## MATERIAL FOR THIS TASK
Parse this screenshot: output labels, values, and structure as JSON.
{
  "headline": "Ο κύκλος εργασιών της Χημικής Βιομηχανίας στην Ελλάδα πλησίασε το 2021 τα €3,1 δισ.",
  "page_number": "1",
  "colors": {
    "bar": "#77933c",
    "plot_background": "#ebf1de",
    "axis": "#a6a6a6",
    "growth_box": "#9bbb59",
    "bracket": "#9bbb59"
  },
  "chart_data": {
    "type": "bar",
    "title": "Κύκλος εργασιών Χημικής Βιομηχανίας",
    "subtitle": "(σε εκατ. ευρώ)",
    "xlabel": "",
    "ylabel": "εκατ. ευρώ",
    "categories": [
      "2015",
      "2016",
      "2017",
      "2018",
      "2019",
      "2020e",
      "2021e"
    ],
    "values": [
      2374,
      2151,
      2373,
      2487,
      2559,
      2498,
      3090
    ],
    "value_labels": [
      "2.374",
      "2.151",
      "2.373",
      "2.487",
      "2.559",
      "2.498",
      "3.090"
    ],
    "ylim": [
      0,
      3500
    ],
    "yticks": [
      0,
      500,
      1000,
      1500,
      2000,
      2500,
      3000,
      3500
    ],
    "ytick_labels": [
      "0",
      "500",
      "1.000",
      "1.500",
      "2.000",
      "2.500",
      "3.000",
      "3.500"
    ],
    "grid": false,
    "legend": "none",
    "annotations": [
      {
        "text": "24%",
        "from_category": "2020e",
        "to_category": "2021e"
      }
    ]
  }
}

## WRITTEN EXERCISE
Reproduce the whole listing word for word.

## OUTPUT OF THE EXERCISE
Parse this screenshot: output labels, values, and structure as JSON.
{
  "headline": "Ο κύκλος εργασιών της Χημικής Βιομηχανίας στην Ελλάδα πλησίασε το 2021 τα €3,1 δισ.",
  "page_number": "1",
  "colors": {
    "bar": "#77933c",
    "plot_background": "#ebf1de",
    "axis": "#a6a6a6",
    "growth_box": "#9bbb59",
    "bracket": "#9bbb59"
  },
  "chart_data": {
    "type": "bar",
    "title": "Κύκλος εργασιών Χημικής Βιομηχανίας",
    "subtitle": "(σε εκατ. ευρώ)",
    "xlabel": "",
    "ylabel": "εκατ. ευρώ",
    "categories": [
      "2015",
      "2016",
      "2017",
      "2018",
      "2019",
      "2020e",
      "2021e"
    ],
    "values": [
      2374,
      2151,
      2373,
      2487,
      2559,
      2498,
      3090
    ],
    "value_labels": [
      "2.374",
      "2.151",
      "2.373",
      "2.487",
      "2.559",
      "2.498",
      "3.090"
    ],
    "ylim": [
      0,
      3500
    ],
    "yticks": [
      0,
      500,
      1000,
      1500,
      2000,
      2500,
      3000,
      3500
    ],
    "ytick_labels": [
      "0",
      "500",
      "1.000",
      "1.500",
      "2.000",
      "2.500",
      "3.000",
      "3.500"
    ],
    "grid": false,
    "legend": "none",
    "annotations": [
      {
        "text": "24%",
        "from_category": "2020e",
        "to_category": "2021e"
      }
    ]
  }
}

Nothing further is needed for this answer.